[Ns-developers] Status ns-3 quagga porting
Mathieu Lacage
mathieu.lacage at sophia.inria.fr
Thu Jun 5 13:29:57 PDT 2008
hi liu,
On Tue, 2008-06-03 at 22:59 +0800, Liu Jian wrote:
> Hello NS-3 community,
>
> last week i read through code of libnl for better understanding netlink socket.
> After the NetlinkSocket class was defined, the main work for me is to implemente
> the NetlinkSocket::send()/recv().
ok.
>
> the first step is to define the types of routing objects(rt_attr, rt_msg, ifinfo_msg,etc,
> which quagga used in netlink route/addr/link).fisrtly i planned to define these as XXXHeader
> class like NetlinkMsgHeader, but i found it was not convenient when parsing the payload
> of netlink msg(eg. when fetching next route msg or netlink attribute one by one),
> i define them in c style as structure and enum types in file netlink-route-types.h, so
> that the packet parsing would be easily to be done, after removing the NetlinkMsgHeader,
> get the payload start address pointer and parse it with the c style way used by libnl, then
> add different operations for different route msg types.
>
> now for quagga only, there only handle 3 types of operations add_route/del_route, add_addr
> /del_route, set_link.(next step to add ipv4 APIs to fullfill them and socket testing).
I tried to look at the details of these aspects of the netlink protocol
today and, I have to confess that it is a bit hairy so, I went back and
tried to first figure out how the netlink protocol works and how it can
be used for some simple things.
First, I noticed that we have a nice rfc for this at
ftp://ftp.rfc-editor.org/in-notes/rfc3549.txt which will, undoubtedly,
contain errors because the kernel code is the only authoritative source,
but, it is a good start. Another nice link is this:
http://people.redhat.com/nhorman/papers/netlink.pdf
The first type of messages I looked at are the messages which you can
use to get a list of network interfaces (devices) in a system. These are
defined in section 2.3.3.1. As florian and you suggested, looking over
the libnl sources helped a lot to figure out how this works. So, here is
a small summary of how these messages work.
1) construct a message header with type RTM_GETLINK and flags NLM_F_ROOT
and NLM_F_MATCH. message body contains a single 8 bit family field set
to AF_UNSPEC. send message.
2) read reply from kernel: a set of concatenated RTM_NEWLINK messages
with flag NLM_F_MULTI terminated by a message of type NLMSG_DONE. Each
RTM_NEWLINK message contains first an "Interface service message
template" (as defined in 2.3.3.1) followed by a set of TLV-encoded
attributes: IFLA_IFNAME, IFLA_TXQLEN, IFLA_OPERSTATE, IFLA_LINKMODE,
IFLA_MTU, IFLA_MAP, and, optionally, any of the IFLA_LINK, IFLA_MASTER,
IFLA_QDISC, IFLA_ADDRESS, IFLA_BROADCAST, IFLA_STATS. (I am reading
rtnl_fill_ifinfo in linux-2.6.25/net/code/rtnetlink.c). Each NEWLINK
message is aligned to the nearest 4 byte boundary (as per NLMSG_ALIGNTO)

> [OBJECTIVE]:
Please write out the ns-3 quagga porting message word for word, from "I tried to look" to "some simple things.".

> [INFORMATION SUPPLIED]:
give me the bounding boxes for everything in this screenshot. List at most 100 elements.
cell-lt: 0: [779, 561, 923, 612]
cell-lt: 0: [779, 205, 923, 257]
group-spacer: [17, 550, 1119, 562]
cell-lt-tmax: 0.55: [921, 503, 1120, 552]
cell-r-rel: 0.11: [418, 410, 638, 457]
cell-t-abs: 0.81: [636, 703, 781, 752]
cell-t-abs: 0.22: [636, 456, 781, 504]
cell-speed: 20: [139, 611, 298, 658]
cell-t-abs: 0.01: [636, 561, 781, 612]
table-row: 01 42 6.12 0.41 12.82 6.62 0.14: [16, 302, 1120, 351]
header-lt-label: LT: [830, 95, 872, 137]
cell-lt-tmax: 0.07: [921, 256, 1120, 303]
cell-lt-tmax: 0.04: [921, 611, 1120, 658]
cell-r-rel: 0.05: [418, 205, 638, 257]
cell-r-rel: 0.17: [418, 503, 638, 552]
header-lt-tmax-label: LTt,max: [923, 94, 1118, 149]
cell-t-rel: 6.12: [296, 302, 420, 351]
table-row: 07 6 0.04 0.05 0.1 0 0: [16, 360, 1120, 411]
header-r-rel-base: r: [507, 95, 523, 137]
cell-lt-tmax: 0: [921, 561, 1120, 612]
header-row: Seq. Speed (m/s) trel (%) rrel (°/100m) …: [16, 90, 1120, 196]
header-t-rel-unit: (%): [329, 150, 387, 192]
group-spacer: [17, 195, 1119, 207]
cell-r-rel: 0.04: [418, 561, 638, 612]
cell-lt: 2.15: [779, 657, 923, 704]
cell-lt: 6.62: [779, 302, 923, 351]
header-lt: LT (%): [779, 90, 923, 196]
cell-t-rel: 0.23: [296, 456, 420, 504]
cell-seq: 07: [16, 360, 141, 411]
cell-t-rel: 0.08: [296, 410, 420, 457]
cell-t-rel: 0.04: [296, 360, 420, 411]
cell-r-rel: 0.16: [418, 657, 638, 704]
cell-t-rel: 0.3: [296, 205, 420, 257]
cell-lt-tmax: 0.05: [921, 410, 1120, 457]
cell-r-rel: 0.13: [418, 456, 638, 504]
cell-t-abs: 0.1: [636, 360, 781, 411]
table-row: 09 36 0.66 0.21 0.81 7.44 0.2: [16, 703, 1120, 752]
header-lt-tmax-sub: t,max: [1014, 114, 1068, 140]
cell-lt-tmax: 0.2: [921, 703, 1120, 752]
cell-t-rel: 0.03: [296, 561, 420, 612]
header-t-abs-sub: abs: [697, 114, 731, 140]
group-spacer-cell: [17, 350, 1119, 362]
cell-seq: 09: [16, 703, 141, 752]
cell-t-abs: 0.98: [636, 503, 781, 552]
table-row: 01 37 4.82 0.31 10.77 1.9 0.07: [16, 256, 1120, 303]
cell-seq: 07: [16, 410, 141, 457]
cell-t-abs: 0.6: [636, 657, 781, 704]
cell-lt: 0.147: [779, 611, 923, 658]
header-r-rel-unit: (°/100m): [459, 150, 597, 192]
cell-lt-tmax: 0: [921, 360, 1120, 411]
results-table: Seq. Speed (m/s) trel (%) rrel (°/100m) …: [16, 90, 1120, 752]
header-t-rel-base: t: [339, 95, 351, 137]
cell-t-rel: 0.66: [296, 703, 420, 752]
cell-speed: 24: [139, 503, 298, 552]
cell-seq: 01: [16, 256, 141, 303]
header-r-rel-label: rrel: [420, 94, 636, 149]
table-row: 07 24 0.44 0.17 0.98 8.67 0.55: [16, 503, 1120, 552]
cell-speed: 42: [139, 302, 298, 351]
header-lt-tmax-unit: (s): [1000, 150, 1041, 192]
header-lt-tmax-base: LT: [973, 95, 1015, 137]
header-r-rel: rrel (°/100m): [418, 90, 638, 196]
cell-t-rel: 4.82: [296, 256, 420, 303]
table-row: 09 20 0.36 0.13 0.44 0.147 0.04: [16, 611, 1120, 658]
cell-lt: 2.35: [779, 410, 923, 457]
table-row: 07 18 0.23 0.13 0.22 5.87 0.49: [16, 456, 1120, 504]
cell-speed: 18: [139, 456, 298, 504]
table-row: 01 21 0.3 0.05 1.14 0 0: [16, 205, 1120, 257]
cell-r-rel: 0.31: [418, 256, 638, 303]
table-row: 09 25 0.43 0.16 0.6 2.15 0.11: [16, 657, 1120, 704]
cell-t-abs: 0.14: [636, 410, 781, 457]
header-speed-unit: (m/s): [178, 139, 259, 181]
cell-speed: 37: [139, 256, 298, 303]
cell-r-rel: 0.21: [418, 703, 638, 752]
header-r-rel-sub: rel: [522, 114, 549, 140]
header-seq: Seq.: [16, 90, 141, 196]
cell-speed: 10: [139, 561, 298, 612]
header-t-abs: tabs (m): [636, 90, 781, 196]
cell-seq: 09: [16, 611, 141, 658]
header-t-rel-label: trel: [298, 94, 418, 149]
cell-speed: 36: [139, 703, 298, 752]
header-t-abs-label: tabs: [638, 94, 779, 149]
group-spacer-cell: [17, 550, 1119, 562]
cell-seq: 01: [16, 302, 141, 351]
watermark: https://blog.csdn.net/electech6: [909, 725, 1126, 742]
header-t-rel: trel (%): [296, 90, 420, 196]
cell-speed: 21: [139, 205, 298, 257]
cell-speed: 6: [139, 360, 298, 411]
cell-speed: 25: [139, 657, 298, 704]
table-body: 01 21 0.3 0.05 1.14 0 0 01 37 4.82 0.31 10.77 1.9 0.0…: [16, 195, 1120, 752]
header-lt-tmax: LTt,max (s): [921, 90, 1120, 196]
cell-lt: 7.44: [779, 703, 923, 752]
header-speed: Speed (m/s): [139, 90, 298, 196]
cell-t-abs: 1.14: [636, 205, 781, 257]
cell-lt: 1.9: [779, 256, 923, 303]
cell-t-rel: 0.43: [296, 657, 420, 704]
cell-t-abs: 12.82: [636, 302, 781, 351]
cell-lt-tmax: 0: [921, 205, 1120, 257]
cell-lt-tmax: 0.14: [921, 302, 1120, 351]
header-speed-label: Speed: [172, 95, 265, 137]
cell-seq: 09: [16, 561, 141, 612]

> [TASK SOLUTION]:
I tried to look at the details of these aspects of the netlink protocol
today and, I have to confess that it is a bit hairy so, I went back and
tried to first figure out how the netlink protocol works and how it can
be used for some simple things.